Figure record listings
+---+
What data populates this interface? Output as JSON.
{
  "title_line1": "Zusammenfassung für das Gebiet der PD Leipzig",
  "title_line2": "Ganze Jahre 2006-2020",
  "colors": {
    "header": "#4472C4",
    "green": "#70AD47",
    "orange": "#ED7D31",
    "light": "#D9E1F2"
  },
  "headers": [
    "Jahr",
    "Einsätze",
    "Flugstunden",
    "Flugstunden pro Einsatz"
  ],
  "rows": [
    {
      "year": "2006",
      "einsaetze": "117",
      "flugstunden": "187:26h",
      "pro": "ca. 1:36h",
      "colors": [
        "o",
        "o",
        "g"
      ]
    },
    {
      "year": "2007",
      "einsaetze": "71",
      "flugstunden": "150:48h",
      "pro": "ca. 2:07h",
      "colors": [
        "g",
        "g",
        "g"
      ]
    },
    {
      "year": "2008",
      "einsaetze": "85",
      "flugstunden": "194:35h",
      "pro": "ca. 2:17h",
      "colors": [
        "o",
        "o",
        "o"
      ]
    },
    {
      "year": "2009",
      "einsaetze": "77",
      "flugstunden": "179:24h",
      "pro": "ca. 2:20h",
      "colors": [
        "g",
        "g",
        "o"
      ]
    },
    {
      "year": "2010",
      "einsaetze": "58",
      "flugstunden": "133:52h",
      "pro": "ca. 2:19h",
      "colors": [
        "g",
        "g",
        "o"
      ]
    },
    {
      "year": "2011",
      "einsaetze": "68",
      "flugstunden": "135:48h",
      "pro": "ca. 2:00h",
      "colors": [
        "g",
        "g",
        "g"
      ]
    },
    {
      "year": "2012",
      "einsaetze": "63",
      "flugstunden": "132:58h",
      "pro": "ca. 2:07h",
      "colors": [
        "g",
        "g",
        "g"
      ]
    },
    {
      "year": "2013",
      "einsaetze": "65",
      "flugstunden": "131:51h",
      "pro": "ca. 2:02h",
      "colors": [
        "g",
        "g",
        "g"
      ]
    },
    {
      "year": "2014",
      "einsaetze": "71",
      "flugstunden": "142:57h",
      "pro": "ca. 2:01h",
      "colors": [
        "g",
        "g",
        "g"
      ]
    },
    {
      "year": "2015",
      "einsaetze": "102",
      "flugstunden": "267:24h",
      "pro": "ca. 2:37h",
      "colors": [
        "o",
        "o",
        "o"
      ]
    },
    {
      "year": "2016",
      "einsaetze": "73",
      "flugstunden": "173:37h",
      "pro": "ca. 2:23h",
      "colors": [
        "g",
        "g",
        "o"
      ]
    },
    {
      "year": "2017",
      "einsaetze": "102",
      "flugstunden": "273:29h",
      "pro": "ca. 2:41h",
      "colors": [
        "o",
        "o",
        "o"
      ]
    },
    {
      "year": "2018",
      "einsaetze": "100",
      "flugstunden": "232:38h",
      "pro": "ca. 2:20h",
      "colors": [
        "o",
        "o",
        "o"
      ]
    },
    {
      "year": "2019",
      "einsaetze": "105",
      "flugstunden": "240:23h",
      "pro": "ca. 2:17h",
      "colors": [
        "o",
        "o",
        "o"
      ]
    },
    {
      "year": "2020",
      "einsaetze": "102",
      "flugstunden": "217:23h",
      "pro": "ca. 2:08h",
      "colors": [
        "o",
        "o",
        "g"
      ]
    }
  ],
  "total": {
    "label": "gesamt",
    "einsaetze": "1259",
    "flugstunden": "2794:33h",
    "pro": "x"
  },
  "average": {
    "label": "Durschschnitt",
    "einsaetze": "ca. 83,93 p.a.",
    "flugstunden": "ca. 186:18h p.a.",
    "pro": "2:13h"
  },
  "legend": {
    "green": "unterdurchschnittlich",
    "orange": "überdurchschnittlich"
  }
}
+---+
What you are asked to do:
Copy every line of the records word for word.

Result of the exercise:
What data populates this interface? Output as JSON.
{
  "title_line1": "Zusammenfassung für das Gebiet der PD Leipzig",
  "title_line2": "Ganze Jahre 2006-2020",
  "colors": {
    "header": "#4472C4",
    "green": "#70AD47",
    "orange": "#ED7D31",
    "light": "#D9E1F2"
  },
  "headers": [
    "Jahr",
    "Einsätze",
    "Flugstunden",
    "Flugstunden pro Einsatz"
  ],
  "rows": [
    {
      "year": "2006",
      "einsaetze": "117",
      "flugstunden": "187:26h",
      "pro": "ca. 1:36h",
      "colors": [
        "o",
        "o",
        "g"
      ]
    },
    {
      "year": "2007",
      "einsaetze": "71",
      "flugstunden": "150:48h",
      "pro": "ca. 2:07h",
      "colors": [
        "g",
        "g",
        "g"
      ]
    },
    {
      "year": "2008",
      "einsaetze": "85",
      "flugstunden": "194:35h",
      "pro": "ca. 2:17h",
      "colors": [
        "o",
        "o",
        "o"
      ]
    },
    {
      "year": "2009",
      "einsaetze": "77",
      "flugstunden": "179:24h",
      "pro": "ca. 2:20h",
      "colors": [
        "g",
        "g",
        "o"
      ]
    },
    {
      "year": "2010",
      "einsaetze": "58",
      "flugstunden": "133:52h",
      "pro": "ca. 2:19h",
      "colors": [
        "g",
        "g",
        "o"
      ]
    },
    {
      "year": "2011",
      "einsaetze": "68",
      "flugstunden": "135:48h",
      "pro": "ca. 2:00h",
      "colors": [
        "g",
        "g",
        "g"
      ]
    },
    {
      "year": "2012",
      "einsaetze": "63",
      "flugstunden": "132:58h",
      "pro": "ca. 2:07h",
      "colors": [
        "g",
        "g",
        "g"
      ]
    },
    {
      "year": "2013",
      "einsaetze": "65",
      "flugstunden": "131:51h",
      "pro": "ca. 2:02h",
      "colors": [
        "g",
        "g",
        "g"
      ]
    },
    {
      "year": "2014",
      "einsaetze": "71",
      "flugstunden": "142:57h",
      "pro": "ca. 2:01h",
      "colors": [
        "g",
        "g",
        "g"
      ]
    },
    {
      "year": "2015",
      "einsaetze": "102",
      "flugstunden": "267:24h",
      "pro": "ca. 2:37h",
      "colors": [
        "o",
        "o",
        "o"
      ]
    },
    {
      "year": "2016",
      "einsaetze": "73",
      "flugstunden": "173:37h",
      "pro": "ca. 2:23h",
      "colors": [
        "g",
        "g",
        "o"
      ]
    },
    {
      "year": "2017",
      "einsaetze": "102",
      "flugstunden": "273:29h",
      "pro": "ca. 2:41h",
      "colors": [
        "o",
        "o",
        "o"
      ]
    },
    {
      "year": "2018",
      "einsaetze": "100",
      "flugstunden": "232:38h",
      "pro": "ca. 2:20h",
      "colors": [
        "o",
        "o",
        "o"
      ]
    },
    {
      "year": "2019",
      "einsaetze": "105",
      "flugstunden": "240:23h",
      "pro": "ca. 2:17h",
      "colors": [
        "o",
        "o",
        "o"
      ]
    },
    {
      "year": "2020",
      "einsaetze": "102",
      "flugstunden": "217:23h",
      "pro": "ca. 2:08h",
      "colors": [
        "o",
        "o",
        "g"
      ]
    }
  ],
  "total": {
    "label": "gesamt",
    "einsaetze": "1259",
    "flugstunden": "2794:33h",
    "pro": "x"
  },
  "average": {
    "label": "Durschschnitt",
    "einsaetze": "ca. 83,93 p.a.",
    "flugstunden": "ca. 186:18h p.a.",
    "pro": "2:13h"
  },
  "legend": {
    "green": "unterdurchschnittlich",
    "orange": "überdurchschnittlich"
  }
}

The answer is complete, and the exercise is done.